◆ REQUIRED WORK: A line counts if it contains the word "name" at least once. State how many such lines the records contain, giving the number alone.

[Figure content listings]
━━━━━━
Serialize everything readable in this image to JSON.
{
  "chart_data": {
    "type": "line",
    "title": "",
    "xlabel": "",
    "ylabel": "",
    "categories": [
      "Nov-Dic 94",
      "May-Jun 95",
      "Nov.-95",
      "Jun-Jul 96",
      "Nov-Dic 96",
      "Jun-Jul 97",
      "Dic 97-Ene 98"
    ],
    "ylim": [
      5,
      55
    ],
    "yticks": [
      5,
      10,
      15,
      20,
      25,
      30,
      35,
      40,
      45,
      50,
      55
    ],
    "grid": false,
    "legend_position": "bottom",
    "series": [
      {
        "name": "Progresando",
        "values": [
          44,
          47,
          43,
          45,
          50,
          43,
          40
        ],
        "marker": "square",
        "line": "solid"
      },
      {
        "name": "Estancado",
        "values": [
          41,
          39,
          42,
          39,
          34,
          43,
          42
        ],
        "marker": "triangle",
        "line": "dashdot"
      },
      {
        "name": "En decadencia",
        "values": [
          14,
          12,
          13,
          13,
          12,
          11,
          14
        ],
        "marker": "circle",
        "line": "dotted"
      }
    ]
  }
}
━━━━━━
◆ COMPLETE OUTPUT: 3